::: Text provided :::

Gonzalez's latest article on the subject of SAIC includes a kicker near the end:
Amazingly, despite years of red flags on the CityTime project, the Bloomberg administration confirmed yesterday it recently awarded a new $40 million contract to SAIC.
So what is it about Michael Bloomberg and SAIC? Why is a mayor so famously focused on efficiency so forgiving to a contractor that is so ineffective? That is a question that deserves closer attention.
Washington's $8 Billion Shadow
Mega-contractors such as Halliburton and Bechtel supply the government with brawn. But the biggest, most powerful of the "body shops"—SAIC, which employs 44,000 people and took in $8 billion last year—sells brainpower, including a lot of the "expertise" behind the Iraq war.by
- Donald L. Barlett and James B. Steele Vanity Fair
The McLean, Virginia, offices of Science Applications International Corporation, a "stealth company" with 9,000 government contracts, many of which involve secret intelligence work. Photograph by Coral von Zumwalt.

::: Dataset records :::

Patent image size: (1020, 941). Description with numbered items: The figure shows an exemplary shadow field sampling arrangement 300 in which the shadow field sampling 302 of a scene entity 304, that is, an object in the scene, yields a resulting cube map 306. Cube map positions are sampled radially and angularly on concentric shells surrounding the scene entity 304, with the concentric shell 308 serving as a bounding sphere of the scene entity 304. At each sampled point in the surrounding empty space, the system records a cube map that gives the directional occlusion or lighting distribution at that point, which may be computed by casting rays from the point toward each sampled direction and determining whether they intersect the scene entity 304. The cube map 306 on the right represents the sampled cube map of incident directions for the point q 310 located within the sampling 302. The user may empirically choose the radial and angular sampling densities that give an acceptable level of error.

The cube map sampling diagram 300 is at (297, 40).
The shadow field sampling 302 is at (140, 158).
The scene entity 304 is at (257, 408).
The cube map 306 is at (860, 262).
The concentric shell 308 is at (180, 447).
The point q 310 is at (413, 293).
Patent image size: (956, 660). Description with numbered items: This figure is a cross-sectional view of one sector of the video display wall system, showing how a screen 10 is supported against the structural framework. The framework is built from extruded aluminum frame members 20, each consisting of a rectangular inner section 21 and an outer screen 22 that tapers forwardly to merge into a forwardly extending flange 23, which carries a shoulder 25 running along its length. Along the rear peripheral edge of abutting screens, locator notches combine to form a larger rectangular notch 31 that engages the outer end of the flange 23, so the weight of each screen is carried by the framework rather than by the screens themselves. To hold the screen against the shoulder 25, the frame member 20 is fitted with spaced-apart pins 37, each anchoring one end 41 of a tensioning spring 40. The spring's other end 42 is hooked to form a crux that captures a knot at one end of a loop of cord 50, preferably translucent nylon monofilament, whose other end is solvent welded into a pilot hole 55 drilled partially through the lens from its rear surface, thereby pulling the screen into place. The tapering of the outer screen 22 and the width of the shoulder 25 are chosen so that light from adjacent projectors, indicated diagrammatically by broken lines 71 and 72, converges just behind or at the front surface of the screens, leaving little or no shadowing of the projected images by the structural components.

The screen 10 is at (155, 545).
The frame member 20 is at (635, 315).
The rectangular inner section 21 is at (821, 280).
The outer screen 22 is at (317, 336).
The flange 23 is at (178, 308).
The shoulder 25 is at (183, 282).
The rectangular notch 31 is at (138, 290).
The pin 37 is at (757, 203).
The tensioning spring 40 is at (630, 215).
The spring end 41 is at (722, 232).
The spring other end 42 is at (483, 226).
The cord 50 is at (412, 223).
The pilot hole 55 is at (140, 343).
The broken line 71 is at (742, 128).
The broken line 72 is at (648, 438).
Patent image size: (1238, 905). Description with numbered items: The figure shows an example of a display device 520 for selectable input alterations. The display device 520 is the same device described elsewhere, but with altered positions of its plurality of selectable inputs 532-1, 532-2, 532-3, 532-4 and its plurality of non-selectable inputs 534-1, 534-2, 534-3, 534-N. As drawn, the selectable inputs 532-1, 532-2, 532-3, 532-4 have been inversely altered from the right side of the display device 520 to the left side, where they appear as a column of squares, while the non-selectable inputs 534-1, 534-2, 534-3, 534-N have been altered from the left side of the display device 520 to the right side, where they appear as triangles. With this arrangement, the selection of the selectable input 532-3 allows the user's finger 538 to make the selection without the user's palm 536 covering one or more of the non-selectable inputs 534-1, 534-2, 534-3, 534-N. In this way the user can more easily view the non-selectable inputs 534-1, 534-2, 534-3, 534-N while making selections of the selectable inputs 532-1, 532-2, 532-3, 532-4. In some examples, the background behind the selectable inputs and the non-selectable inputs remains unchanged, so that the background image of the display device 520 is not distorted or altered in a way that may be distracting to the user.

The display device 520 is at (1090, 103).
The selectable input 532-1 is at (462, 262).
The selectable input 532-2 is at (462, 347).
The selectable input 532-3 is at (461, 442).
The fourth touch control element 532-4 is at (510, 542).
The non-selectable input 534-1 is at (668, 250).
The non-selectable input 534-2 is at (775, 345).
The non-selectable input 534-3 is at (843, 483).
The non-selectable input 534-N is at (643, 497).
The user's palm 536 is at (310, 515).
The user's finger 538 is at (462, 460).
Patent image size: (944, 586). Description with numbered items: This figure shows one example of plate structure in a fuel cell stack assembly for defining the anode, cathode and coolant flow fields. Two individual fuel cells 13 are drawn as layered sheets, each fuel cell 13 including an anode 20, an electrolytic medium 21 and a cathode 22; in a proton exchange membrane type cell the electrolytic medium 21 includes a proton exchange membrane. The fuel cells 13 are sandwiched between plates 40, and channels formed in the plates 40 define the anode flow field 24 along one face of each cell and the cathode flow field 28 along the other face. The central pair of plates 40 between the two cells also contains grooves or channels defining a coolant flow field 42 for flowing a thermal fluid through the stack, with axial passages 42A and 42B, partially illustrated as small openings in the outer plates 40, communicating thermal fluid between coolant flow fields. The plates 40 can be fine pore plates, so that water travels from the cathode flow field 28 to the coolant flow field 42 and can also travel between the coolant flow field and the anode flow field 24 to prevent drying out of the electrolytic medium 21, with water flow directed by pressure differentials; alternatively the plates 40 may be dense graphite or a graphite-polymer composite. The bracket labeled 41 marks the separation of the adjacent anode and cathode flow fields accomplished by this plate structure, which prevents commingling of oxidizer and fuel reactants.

:::

**Problem 1:** According to the text about SAIC, how many people does the company employ?
**Problem 2:** Rewrite the passage on SAIC from "Gonzalez's latest article" up to and including "deserves closer attention.", renaming "Bloomberg administration" as "mayor's office".
**Problem 3:** Write the next part of the article about SAIC, picking up after its final line.
The listing has no connection to the text about SAIC.

**Answer space 1:** SAIC employs 44,000 people.

**Answer space 2:**
Gonzalez's latest article on the subject of SAIC includes a kicker near the end:
Amazingly, despite years of red flags on the CityTime project, the mayor's office confirmed yesterday it recently awarded a new $40 million contract to SAIC.
So what is it about Michael Bloomberg and SAIC? Why is a mayor so famously focused on efficiency so forgiving to a contractor that is so ineffective? That is a question that deserves closer attention.

**Answer space 3:**
One of the great staples of the modern Washington movie is the dark and ruthless corporation whose power extends into every cranny around the globe, whose technological expertise is without peer, whose secrets are unfathomable, whose riches defy calculation, and whose network of allies, in and out of government, is held together by webs of money, ambition, and fear. You've seen this movie a dozen times. Men in black coats step from limousines on wintry days and refer guardedly to unspeakable things. Surveillance cameras and eavesdropping devices are everywhere. Data scrolls across the movie screen in digital fonts. Computer keyboards clack softly. Seemingly honorable people at the summit of power—Cabinet secretaries, war heroes, presidents—turn out to be pathetic pawns of forces greater than anyone can imagine. And at the pinnacle of this dark and ruthless corporation is a relentless and well-tailored titan—omniscient, ironic, merciless—played by someone like Christopher Walken or Jon Voight.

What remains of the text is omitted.